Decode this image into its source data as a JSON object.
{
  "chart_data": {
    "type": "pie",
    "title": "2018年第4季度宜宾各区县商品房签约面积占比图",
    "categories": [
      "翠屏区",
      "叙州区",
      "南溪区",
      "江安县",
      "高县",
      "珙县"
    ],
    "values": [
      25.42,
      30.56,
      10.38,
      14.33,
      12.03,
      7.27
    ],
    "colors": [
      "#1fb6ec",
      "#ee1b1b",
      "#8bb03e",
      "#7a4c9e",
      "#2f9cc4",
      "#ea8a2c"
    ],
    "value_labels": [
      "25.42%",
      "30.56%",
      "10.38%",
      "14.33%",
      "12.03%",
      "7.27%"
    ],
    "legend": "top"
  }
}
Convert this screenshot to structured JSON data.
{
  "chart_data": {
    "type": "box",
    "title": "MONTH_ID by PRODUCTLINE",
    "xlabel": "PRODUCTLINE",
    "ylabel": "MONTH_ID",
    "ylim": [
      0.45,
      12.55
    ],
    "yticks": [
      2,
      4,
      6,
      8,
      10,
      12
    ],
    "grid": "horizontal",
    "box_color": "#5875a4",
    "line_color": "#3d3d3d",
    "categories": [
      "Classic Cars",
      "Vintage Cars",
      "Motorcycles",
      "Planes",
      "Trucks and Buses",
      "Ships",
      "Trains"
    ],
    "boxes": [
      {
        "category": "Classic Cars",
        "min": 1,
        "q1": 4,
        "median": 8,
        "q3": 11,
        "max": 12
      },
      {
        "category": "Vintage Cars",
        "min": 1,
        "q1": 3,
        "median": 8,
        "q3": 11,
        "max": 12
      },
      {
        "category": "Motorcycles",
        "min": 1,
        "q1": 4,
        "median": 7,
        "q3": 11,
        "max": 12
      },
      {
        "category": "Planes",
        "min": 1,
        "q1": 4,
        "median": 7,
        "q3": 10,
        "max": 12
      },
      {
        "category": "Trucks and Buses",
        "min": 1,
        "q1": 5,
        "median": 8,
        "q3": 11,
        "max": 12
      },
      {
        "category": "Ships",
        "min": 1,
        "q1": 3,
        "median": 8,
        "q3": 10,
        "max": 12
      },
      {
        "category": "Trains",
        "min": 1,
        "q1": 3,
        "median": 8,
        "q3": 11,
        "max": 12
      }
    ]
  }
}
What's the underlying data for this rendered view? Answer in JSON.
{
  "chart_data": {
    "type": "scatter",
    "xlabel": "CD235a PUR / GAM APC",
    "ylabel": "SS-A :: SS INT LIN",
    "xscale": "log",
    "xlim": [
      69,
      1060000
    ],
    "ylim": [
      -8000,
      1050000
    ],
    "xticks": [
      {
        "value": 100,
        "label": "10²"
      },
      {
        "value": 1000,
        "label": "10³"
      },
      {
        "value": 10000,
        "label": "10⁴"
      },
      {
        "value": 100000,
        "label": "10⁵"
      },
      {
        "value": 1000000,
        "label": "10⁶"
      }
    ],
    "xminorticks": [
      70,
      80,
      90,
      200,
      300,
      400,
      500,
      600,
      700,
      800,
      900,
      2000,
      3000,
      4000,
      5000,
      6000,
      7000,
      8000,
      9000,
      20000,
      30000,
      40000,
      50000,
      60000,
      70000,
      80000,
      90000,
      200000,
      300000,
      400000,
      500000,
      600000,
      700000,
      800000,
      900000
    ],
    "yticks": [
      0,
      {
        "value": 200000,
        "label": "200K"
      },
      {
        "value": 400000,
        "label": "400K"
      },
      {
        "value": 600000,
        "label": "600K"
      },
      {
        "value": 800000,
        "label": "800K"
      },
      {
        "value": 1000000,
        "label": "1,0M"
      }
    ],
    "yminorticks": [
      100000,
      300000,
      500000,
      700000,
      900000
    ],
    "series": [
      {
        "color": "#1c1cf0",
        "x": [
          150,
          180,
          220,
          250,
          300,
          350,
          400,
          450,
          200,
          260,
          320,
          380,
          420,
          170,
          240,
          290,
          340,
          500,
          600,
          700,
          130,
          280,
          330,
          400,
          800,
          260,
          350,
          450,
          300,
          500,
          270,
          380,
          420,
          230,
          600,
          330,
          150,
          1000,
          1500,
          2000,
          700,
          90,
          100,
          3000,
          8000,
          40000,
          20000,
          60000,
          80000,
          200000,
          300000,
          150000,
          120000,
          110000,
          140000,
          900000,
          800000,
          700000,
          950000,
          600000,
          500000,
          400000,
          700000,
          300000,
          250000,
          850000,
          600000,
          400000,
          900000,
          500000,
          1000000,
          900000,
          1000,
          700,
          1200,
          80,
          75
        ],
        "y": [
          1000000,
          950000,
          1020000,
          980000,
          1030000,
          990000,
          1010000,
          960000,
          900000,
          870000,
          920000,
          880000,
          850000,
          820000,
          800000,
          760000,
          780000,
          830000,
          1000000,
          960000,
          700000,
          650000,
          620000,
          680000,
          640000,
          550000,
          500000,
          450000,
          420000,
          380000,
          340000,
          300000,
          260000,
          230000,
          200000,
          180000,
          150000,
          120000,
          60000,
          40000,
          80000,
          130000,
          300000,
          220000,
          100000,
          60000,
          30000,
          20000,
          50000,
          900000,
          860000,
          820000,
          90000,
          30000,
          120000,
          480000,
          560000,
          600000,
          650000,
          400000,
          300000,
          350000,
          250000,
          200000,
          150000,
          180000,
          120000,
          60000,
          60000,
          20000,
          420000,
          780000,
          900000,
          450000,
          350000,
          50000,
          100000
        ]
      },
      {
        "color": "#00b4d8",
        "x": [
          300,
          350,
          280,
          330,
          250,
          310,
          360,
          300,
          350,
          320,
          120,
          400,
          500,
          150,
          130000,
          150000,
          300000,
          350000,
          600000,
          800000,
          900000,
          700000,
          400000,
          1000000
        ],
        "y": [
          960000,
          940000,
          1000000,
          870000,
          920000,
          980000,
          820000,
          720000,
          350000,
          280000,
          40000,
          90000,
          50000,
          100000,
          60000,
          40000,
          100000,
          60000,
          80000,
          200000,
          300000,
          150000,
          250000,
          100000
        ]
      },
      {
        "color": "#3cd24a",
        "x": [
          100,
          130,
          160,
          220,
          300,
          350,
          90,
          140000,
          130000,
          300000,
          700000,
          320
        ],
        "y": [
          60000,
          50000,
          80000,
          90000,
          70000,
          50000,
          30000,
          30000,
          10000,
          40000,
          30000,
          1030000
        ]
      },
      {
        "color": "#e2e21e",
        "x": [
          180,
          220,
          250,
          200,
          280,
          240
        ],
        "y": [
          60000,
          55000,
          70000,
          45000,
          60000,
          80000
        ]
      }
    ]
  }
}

What you have to do – Write the data from above out again, exactly.

Full solution –
Decode this image into its source data as a JSON object.
{
  "chart_data": {
    "type": "pie",
    "title": "2018年第4季度宜宾各区县商品房签约面积占比图",
    "categories": [
      "翠屏区",
      "叙州区",
      "南溪区",
      "江安县",
      "高县",
      "珙县"
    ],
    "values": [
      25.42,
      30.56,
      10.38,
      14.33,
      12.03,
      7.27
    ],
    "colors": [
      "#1fb6ec",
      "#ee1b1b",
      "#8bb03e",
      "#7a4c9e",
      "#2f9cc4",
      "#ea8a2c"
    ],
    "value_labels": [
      "25.42%",
      "30.56%",
      "10.38%",
      "14.33%",
      "12.03%",
      "7.27%"
    ],
    "legend": "top"
  }
}
Convert this screenshot to structured JSON data.
{
  "chart_data": {
    "type": "box",
    "title": "MONTH_ID by PRODUCTLINE",
    "xlabel": "PRODUCTLINE",
    "ylabel": "MONTH_ID",
    "ylim": [
      0.45,
      12.55
    ],
    "yticks": [
      2,
      4,
      6,
      8,
      10,
      12
    ],
    "grid": "horizontal",
    "box_color": "#5875a4",
    "line_color": "#3d3d3d",
    "categories": [
      "Classic Cars",
      "Vintage Cars",
      "Motorcycles",
      "Planes",
      "Trucks and Buses",
      "Ships",
      "Trains"
    ],
    "boxes": [
      {
        "category": "Classic Cars",
        "min": 1,
        "q1": 4,
        "median": 8,
        "q3": 11,
        "max": 12
      },
      {
        "category": "Vintage Cars",
        "min": 1,
        "q1": 3,
        "median": 8,
        "q3": 11,
        "max": 12
      },
      {
        "category": "Motorcycles",
        "min": 1,
        "q1": 4,
        "median": 7,
        "q3": 11,
        "max": 12
      },
      {
        "category": "Planes",
        "min": 1,
        "q1": 4,
        "median": 7,
        "q3": 10,
        "max": 12
      },
      {
        "category": "Trucks and Buses",
        "min": 1,
        "q1": 5,
        "median": 8,
        "q3": 11,
        "max": 12
      },
      {
        "category": "Ships",
        "min": 1,
        "q1": 3,
        "median": 8,
        "q3": 10,
        "max": 12
      },
      {
        "category": "Trains",
        "min": 1,
        "q1": 3,
        "median": 8,
        "q3": 11,
        "max": 12
      }
    ]
  }
}
What's the underlying data for this rendered view? Answer in JSON.
{
  "chart_data": {
    "type": "scatter",
    "xlabel": "CD235a PUR / GAM APC",
    "ylabel": "SS-A :: SS INT LIN",
    "xscale": "log",
    "xlim": [
      69,
      1060000
    ],
    "ylim": [
      -8000,
      1050000
    ],
    "xticks": [
      {
        "value": 100,
        "label": "10²"
      },
      {
        "value": 1000,
        "label": "10³"
      },
      {
        "value": 10000,
        "label": "10⁴"
      },
      {
        "value": 100000,
        "label": "10⁵"
      },
      {
        "value": 1000000,
        "label": "10⁶"
      }
    ],
    "xminorticks": [
      70,
      80,
      90,
      200,
      300,
      400,
      500,
      600,
      700,
      800,
      900,
      2000,
      3000,
      4000,
      5000,
      6000,
      7000,
      8000,
      9000,
      20000,
      30000,
      40000,
      50000,
      60000,
      70000,
      80000,
      90000,
      200000,
      300000,
      400000,
      500000,
      600000,
      700000,
      800000,
      900000
    ],
    "yticks": [
      0,
      {
        "value": 200000,
        "label": "200K"
      },
      {
        "value": 400000,
        "label": "400K"
      },
      {
        "value": 600000,
        "label": "600K"
      },
      {
        "value": 800000,
        "label": "800K"
      },
      {
        "value": 1000000,
        "label": "1,0M"
      }
    ],
    "yminorticks": [
      100000,
      300000,
      500000,
      700000,
      900000
    ],
    "series": [
      {
        "color": "#1c1cf0",
        "x": [
          150,
          180,
          220,
          250,
          300,
          350,
          400,
          450,
          200,
          260,
          320,
          380,
          420,
          170,
          240,
          290,
          340,
          500,
          600,
          700,
          130,
          280,
          330,
          400,
          800,
          260,
          350,
          450,
          300,
          500,
          270,
          380,
          420,
          230,
          600,
          330,
          150,
          1000,
          1500,
          2000,
          700,
          90,
          100,
          3000,
          8000,
          40000,
          20000,
          60000,
          80000,
          200000,
          300000,
          150000,
          120000,
          110000,
          140000,
          900000,
          800000,
          700000,
          950000,
          600000,
          500000,
          400000,
          700000,
          300000,
          250000,
          850000,
          600000,
          400000,
          900000,
          500000,
          1000000,
          900000,
          1000,
          700,
          1200,
          80,
          75
        ],
        "y": [
          1000000,
          950000,
          1020000,
          980000,
          1030000,
          990000,
          1010000,
          960000,
          900000,
          870000,
          920000,
          880000,
          850000,
          820000,
          800000,
          760000,
          780000,
          830000,
          1000000,
          960000,
          700000,
          650000,
          620000,
          680000,
          640000,
          550000,
          500000,
          450000,
          420000,
          380000,
          340000,
          300000,
          260000,
          230000,
          200000,
          180000,
          150000,
          120000,
          60000,
          40000,
          80000,
          130000,
          300000,
          220000,
          100000,
          60000,
          30000,
          20000,
          50000,
          900000,
          860000,
          820000,
          90000,
          30000,
          120000,
          480000,
          560000,
          600000,
          650000,
          400000,
          300000,
          350000,
          250000,
          200000,
          150000,
          180000,
          120000,
          60000,
          60000,
          20000,
          420000,
          780000,
          900000,
          450000,
          350000,
          50000,
          100000
        ]
      },
      {
        "color": "#00b4d8",
        "x": [
          300,
          350,
          280,
          330,
          250,
          310,
          360,
          300,
          350,
          320,
          120,
          400,
          500,
          150,
          130000,
          150000,
          300000,
          350000,
          600000,
          800000,
          900000,
          700000,
          400000,
          1000000
        ],
        "y": [
          960000,
          940000,
          1000000,
          870000,
          920000,
          980000,
          820000,
          720000,
          350000,
          280000,
          40000,
          90000,
          50000,
          100000,
          60000,
          40000,
          100000,
          60000,
          80000,
          200000,
          300000,
          150000,
          250000,
          100000
        ]
      },
      {
        "color": "#3cd24a",
        "x": [
          100,
          130,
          160,
          220,
          300,
          350,
          90,
          140000,
          130000,
          300000,
          700000,
          320
        ],
        "y": [
          60000,
          50000,
          80000,
          90000,
          70000,
          50000,
          30000,
          30000,
          10000,
          40000,
          30000,
          1030000
        ]
      },
      {
        "color": "#e2e21e",
        "x": [
          180,
          220,
          250,
          200,
          280,
          240
        ],
        "y": [
          60000,
          55000,
          70000,
          45000,
          60000,
          80000
        ]
      }
    ]
  }
}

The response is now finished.